Aim: Repeat the whole of the data, keeping every detail the same.

=====

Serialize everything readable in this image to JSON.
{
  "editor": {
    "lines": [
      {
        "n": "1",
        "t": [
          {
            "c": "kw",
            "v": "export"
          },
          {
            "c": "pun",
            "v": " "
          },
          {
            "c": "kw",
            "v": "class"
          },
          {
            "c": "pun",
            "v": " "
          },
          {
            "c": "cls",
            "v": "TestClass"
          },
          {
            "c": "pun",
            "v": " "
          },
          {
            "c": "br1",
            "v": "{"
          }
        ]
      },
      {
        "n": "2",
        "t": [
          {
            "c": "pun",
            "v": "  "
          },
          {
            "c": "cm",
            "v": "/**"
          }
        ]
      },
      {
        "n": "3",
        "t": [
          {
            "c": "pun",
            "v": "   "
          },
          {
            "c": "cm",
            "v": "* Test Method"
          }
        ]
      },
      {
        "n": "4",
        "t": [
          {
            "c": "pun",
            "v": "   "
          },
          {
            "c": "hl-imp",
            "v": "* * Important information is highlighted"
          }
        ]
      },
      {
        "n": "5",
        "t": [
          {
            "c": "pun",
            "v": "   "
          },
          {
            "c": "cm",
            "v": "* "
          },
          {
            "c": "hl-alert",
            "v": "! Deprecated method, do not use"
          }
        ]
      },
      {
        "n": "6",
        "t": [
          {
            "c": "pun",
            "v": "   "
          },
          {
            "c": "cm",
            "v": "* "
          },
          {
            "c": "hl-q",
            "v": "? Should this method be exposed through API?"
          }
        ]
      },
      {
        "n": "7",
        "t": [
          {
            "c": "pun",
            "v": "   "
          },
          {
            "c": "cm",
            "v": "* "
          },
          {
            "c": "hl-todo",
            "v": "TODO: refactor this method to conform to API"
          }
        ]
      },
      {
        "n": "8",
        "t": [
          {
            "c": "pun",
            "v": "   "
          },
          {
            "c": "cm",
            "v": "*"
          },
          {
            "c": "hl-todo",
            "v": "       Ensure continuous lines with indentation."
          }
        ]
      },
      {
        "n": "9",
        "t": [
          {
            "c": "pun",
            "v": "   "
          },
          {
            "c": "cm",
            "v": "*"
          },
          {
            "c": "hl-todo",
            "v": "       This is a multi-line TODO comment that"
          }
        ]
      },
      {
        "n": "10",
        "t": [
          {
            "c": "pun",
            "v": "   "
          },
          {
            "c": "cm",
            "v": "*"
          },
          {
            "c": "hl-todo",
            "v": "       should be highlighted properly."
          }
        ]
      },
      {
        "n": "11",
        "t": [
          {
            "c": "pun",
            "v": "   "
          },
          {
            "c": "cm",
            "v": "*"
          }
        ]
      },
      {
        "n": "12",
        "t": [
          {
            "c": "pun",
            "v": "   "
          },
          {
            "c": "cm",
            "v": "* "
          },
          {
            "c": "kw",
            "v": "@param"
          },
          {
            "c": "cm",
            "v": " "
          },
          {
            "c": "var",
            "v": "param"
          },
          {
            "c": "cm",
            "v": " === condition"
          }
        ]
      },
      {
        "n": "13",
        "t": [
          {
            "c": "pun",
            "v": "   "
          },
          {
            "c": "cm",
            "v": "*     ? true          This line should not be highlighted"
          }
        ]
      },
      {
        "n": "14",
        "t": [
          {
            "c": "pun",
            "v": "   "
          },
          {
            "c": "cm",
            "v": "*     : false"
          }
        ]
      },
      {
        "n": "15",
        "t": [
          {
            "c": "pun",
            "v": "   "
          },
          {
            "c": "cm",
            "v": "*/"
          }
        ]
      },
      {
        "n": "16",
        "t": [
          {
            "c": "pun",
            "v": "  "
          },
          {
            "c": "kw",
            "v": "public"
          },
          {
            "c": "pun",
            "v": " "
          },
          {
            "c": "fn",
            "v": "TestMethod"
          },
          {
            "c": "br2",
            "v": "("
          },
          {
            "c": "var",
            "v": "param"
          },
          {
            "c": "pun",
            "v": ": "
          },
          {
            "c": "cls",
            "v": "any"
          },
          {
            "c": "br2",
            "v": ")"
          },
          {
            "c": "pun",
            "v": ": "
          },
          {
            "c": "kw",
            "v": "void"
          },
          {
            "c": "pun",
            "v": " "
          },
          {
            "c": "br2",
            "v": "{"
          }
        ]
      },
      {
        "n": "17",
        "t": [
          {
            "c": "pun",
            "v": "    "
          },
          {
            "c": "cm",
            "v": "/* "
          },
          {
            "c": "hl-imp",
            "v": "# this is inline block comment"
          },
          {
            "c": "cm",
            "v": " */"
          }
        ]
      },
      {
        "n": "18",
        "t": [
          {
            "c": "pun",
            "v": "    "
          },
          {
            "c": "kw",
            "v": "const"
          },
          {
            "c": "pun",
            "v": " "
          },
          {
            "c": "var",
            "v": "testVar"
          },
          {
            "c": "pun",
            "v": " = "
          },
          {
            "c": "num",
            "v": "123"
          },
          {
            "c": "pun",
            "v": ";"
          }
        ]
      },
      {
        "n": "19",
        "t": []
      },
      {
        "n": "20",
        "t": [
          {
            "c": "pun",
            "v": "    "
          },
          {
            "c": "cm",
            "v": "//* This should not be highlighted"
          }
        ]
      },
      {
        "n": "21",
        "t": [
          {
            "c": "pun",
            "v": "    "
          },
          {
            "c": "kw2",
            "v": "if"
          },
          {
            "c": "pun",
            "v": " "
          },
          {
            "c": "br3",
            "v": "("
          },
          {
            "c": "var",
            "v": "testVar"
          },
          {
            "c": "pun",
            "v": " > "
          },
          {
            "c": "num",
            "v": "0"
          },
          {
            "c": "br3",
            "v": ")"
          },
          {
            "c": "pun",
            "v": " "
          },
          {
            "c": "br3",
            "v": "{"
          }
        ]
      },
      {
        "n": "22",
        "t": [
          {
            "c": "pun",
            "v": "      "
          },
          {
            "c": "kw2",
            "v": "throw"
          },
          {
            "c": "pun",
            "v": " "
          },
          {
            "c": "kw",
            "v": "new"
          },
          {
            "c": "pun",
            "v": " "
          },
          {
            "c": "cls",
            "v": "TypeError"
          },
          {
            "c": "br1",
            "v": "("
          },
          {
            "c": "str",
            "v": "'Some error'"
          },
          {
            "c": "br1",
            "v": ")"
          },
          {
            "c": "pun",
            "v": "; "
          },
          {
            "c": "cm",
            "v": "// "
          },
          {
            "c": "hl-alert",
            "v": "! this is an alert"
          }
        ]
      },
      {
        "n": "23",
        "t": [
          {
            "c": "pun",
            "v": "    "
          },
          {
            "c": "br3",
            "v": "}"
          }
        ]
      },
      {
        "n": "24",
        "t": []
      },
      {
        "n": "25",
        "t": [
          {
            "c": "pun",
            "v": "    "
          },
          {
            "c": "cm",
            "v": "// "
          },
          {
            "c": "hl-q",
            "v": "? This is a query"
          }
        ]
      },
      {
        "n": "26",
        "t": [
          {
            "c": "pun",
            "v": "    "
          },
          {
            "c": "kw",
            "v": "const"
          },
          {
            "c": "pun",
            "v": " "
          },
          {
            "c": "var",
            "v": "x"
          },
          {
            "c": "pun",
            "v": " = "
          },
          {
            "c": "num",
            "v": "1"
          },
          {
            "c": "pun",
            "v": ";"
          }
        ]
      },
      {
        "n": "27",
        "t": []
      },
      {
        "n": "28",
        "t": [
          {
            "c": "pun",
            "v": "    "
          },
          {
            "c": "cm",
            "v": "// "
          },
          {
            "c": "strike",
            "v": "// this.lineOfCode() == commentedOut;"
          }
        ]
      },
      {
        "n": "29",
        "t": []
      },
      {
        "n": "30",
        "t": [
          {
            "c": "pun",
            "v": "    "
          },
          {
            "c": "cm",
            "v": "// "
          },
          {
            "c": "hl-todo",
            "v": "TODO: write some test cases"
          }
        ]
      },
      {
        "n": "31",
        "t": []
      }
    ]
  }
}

=====

Task output:
Serialize everything readable in this image to JSON.
{
  "editor": {
    "lines": [
      {
        "n": "1",
        "t": [
          {
            "c": "kw",
            "v": "export"
          },
          {
            "c": "pun",
            "v": " "
          },
          {
            "c": "kw",
            "v": "class"
          },
          {
            "c": "pun",
            "v": " "
          },
          {
            "c": "cls",
            "v": "TestClass"
          },
          {
            "c": "pun",
            "v": " "
          },
          {
            "c": "br1",
            "v": "{"
          }
        ]
      },
      {
        "n": "2",
        "t": [
          {
            "c": "pun",
            "v": "  "
          },
          {
            "c": "cm",
            "v": "/**"
          }
        ]
      },
      {
        "n": "3",
        "t": [
          {
            "c": "pun",
            "v": "   "
          },
          {
            "c": "cm",
            "v": "* Test Method"
          }
        ]
      },
      {
        "n": "4",
        "t": [
          {
            "c": "pun",
            "v": "   "
          },
          {
            "c": "hl-imp",
            "v": "* * Important information is highlighted"
          }
        ]
      },
      {
        "n": "5",
        "t": [
          {
            "c": "pun",
            "v": "   "
          },
          {
            "c": "cm",
            "v": "* "
          },
          {
            "c": "hl-alert",
            "v": "! Deprecated method, do not use"
          }
        ]
      },
      {
        "n": "6",
        "t": [
          {
            "c": "pun",
            "v": "   "
          },
          {
            "c": "cm",
            "v": "* "
          },
          {
            "c": "hl-q",
            "v": "? Should this method be exposed through API?"
          }
        ]
      },
      {
        "n": "7",
        "t": [
          {
            "c": "pun",
            "v": "   "
          },
          {
            "c": "cm",
            "v": "* "
          },
          {
            "c": "hl-todo",
            "v": "TODO: refactor this method to conform to API"
          }
        ]
      },
      {
        "n": "8",
        "t": [
          {
            "c": "pun",
            "v": "   "
          },
          {
            "c": "cm",
            "v": "*"
          },
          {
            "c": "hl-todo",
            "v": "       Ensure continuous lines with indentation."
          }
        ]
      },
      {
        "n": "9",
        "t": [
          {
            "c": "pun",
            "v": "   "
          },
          {
            "c": "cm",
            "v": "*"
          },
          {
            "c": "hl-todo",
            "v": "       This is a multi-line TODO comment that"
          }
        ]
      },
      {
        "n": "10",
        "t": [
          {
            "c": "pun",
            "v": "   "
          },
          {
            "c": "cm",
            "v": "*"
          },
          {
            "c": "hl-todo",
            "v": "       should be highlighted properly."
          }
        ]
      },
      {
        "n": "11",
        "t": [
          {
            "c": "pun",
            "v": "   "
          },
          {
            "c": "cm",
            "v": "*"
          }
        ]
      },
      {
        "n": "12",
        "t": [
          {
            "c": "pun",
            "v": "   "
          },
          {
            "c": "cm",
            "v": "* "
          },
          {
            "c": "kw",
            "v": "@param"
          },
          {
            "c": "cm",
            "v": " "
          },
          {
            "c": "var",
            "v": "param"
          },
          {
            "c": "cm",
            "v": " === condition"
          }
        ]
      },
      {
        "n": "13",
        "t": [
          {
            "c": "pun",
            "v": "   "
          },
          {
            "c": "cm",
            "v": "*     ? true          This line should not be highlighted"
          }
        ]
      },
      {
        "n": "14",
        "t": [
          {
            "c": "pun",
            "v": "   "
          },
          {
            "c": "cm",
            "v": "*     : false"
          }
        ]
      },
      {
        "n": "15",
        "t": [
          {
            "c": "pun",
            "v": "   "
          },
          {
            "c": "cm",
            "v": "*/"
          }
        ]
      },
      {
        "n": "16",
        "t": [
          {
            "c": "pun",
            "v": "  "
          },
          {
            "c": "kw",
            "v": "public"
          },
          {
            "c": "pun",
            "v": " "
          },
          {
            "c": "fn",
            "v": "TestMethod"
          },
          {
            "c": "br2",
            "v": "("
          },
          {
            "c": "var",
            "v": "param"
          },
          {
            "c": "pun",
            "v": ": "
          },
          {
            "c": "cls",
            "v": "any"
          },
          {
            "c": "br2",
            "v": ")"
          },
          {
            "c": "pun",
            "v": ": "
          },
          {
            "c": "kw",
            "v": "void"
          },
          {
            "c": "pun",
            "v": " "
          },
          {
            "c": "br2",
            "v": "{"
          }
        ]
      },
      {
        "n": "17",
        "t": [
          {
            "c": "pun",
            "v": "    "
          },
          {
            "c": "cm",
            "v": "/* "
          },
          {
            "c": "hl-imp",
            "v": "# this is inline block comment"
          },
          {
            "c": "cm",
            "v": " */"
          }
        ]
      },
      {
        "n": "18",
        "t": [
          {
            "c": "pun",
            "v": "    "
          },
          {
            "c": "kw",
            "v": "const"
          },
          {
            "c": "pun",
            "v": " "
          },
          {
            "c": "var",
            "v": "testVar"
          },
          {
            "c": "pun",
            "v": " = "
          },
          {
            "c": "num",
            "v": "123"
          },
          {
            "c": "pun",
            "v": ";"
          }
        ]
      },
      {
        "n": "19",
        "t": []
      },
      {
        "n": "20",
        "t": [
          {
            "c": "pun",
            "v": "    "
          },
          {
            "c": "cm",
            "v": "//* This should not be highlighted"
          }
        ]
      },
      {
        "n": "21",
        "t": [
          {
            "c": "pun",
            "v": "    "
          },
          {
            "c": "kw2",
            "v": "if"
          },
          {
            "c": "pun",
            "v": " "
          },
          {
            "c": "br3",
            "v": "("
          },
          {
            "c": "var",
            "v": "testVar"
          },
          {
            "c": "pun",
            "v": " > "
          },
          {
            "c": "num",
            "v": "0"
          },
          {
            "c": "br3",
            "v": ")"
          },
          {
            "c": "pun",
            "v": " "
          },
          {
            "c": "br3",
            "v": "{"
          }
        ]
      },
      {
        "n": "22",
        "t": [
          {
            "c": "pun",
            "v": "      "
          },
          {
            "c": "kw2",
            "v": "throw"
          },
          {
            "c": "pun",
            "v": " "
          },
          {
            "c": "kw",
            "v": "new"
          },
          {
            "c": "pun",
            "v": " "
          },
          {
            "c": "cls",
            "v": "TypeError"
          },
          {
            "c": "br1",
            "v": "("
          },
          {
            "c": "str",
            "v": "'Some error'"
          },
          {
            "c": "br1",
            "v": ")"
          },
          {
            "c": "pun",
            "v": "; "
          },
          {
            "c": "cm",
            "v": "// "
          },
          {
            "c": "hl-alert",
            "v": "! this is an alert"
          }
        ]
      },
      {
        "n": "23",
        "t": [
          {
            "c": "pun",
            "v": "    "
          },
          {
            "c": "br3",
            "v": "}"
          }
        ]
      },
      {
        "n": "24",
        "t": []
      },
      {
        "n": "25",
        "t": [
          {
            "c": "pun",
            "v": "    "
          },
          {
            "c": "cm",
            "v": "// "
          },
          {
            "c": "hl-q",
            "v": "? This is a query"
          }
        ]
      },
      {
        "n": "26",
        "t": [
          {
            "c": "pun",
            "v": "    "
          },
          {
            "c": "kw",
            "v": "const"
          },
          {
            "c": "pun",
            "v": " "
          },
          {
            "c": "var",
            "v": "x"
          },
          {
            "c": "pun",
            "v": " = "
          },
          {
            "c": "num",
            "v": "1"
          },
          {
            "c": "pun",
            "v": ";"
          }
        ]
      },
      {
        "n": "27",
        "t": []
      },
      {
        "n": "28",
        "t": [
          {
            "c": "pun",
            "v": "    "
          },
          {
            "c": "cm",
            "v": "// "
          },
          {
            "c": "strike",
            "v": "// this.lineOfCode() == commentedOut;"
          }
        ]
      },
      {
        "n": "29",
        "t": []
      },
      {
        "n": "30",
        "t": [
          {
            "c": "pun",
            "v": "    "
          },
          {
            "c": "cm",
            "v": "// "
          },
          {
            "c": "hl-todo",
            "v": "TODO: write some test cases"
          }
        ]
      },
      {
        "n": "31",
        "t": []
      }
    ]
  }
}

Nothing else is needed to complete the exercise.